▶ Do this
Copy out the lines that have "Российской" in them.
::::::
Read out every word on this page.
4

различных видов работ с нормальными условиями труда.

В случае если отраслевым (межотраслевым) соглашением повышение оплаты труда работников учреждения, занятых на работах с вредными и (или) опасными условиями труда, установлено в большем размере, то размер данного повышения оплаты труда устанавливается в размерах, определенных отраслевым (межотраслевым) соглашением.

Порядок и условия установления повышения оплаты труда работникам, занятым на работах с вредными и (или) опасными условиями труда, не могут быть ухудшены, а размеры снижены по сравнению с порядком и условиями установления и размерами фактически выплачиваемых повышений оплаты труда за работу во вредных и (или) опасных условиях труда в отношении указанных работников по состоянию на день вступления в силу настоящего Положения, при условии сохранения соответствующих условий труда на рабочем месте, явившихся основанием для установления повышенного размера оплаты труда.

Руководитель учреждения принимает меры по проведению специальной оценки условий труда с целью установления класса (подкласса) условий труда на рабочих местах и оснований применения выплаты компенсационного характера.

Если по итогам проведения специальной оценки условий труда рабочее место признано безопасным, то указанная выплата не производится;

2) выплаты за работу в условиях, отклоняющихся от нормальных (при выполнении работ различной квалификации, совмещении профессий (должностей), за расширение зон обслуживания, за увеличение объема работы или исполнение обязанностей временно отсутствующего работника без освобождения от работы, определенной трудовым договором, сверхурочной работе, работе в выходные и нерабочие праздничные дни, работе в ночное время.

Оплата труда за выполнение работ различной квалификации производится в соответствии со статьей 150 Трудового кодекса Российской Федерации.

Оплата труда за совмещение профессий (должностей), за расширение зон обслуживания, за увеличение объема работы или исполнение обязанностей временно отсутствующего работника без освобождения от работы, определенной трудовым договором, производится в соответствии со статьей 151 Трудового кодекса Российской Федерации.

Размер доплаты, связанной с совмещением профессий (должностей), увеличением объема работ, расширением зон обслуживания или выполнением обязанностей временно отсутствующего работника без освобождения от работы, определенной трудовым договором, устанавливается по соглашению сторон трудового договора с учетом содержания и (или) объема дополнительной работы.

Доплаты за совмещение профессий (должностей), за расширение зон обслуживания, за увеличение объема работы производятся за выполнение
::::::
▶ Output
Оплата труда за выполнение работ различной квалификации производится в соответствии со статьей 150 Трудового кодекса Российской Федерации.
Оплата труда за совмещение профессий (должностей), за расширение зон обслуживания, за увеличение объема работы или исполнение обязанностей временно отсутствующего работника без освобождения от работы, определенной трудовым договором, производится в соответствии со статьей 151 Трудового кодекса Российской Федерации.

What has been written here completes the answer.